-- Set task --
Below are entries. Pull out all lines containing "Members".
___ Entries supplied ___
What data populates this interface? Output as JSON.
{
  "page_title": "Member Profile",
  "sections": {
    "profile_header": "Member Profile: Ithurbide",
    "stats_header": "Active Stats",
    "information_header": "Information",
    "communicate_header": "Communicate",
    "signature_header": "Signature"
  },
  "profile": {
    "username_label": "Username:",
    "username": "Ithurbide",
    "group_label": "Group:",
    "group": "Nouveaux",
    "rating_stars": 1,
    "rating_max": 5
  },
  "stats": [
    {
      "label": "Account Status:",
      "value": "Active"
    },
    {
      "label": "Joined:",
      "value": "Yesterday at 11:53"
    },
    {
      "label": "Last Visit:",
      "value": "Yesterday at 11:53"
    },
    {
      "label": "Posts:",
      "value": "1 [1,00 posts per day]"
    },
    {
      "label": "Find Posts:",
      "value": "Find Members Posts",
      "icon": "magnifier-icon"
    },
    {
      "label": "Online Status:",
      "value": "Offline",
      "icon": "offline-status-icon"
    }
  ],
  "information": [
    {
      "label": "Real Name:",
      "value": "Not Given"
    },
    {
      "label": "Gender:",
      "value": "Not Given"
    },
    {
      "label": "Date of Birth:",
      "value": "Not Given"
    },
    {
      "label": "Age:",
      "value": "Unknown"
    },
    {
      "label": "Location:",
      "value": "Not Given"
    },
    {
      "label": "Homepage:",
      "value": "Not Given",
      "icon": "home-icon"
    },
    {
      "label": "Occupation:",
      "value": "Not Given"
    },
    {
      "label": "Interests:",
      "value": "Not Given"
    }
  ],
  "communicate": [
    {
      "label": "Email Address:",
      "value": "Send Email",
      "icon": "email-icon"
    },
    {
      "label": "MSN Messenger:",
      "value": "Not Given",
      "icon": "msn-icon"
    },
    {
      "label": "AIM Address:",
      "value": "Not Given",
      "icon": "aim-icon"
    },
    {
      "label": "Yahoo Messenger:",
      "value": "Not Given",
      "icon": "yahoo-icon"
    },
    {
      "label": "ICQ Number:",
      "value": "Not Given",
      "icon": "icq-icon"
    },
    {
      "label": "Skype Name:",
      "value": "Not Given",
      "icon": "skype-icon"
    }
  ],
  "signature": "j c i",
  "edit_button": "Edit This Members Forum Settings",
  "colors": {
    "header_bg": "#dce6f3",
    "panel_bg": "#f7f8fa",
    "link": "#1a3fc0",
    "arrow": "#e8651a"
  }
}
___
-- Output of the task --
      "value": "Find Members Posts",
  "edit_button": "Edit This Members Forum Settings",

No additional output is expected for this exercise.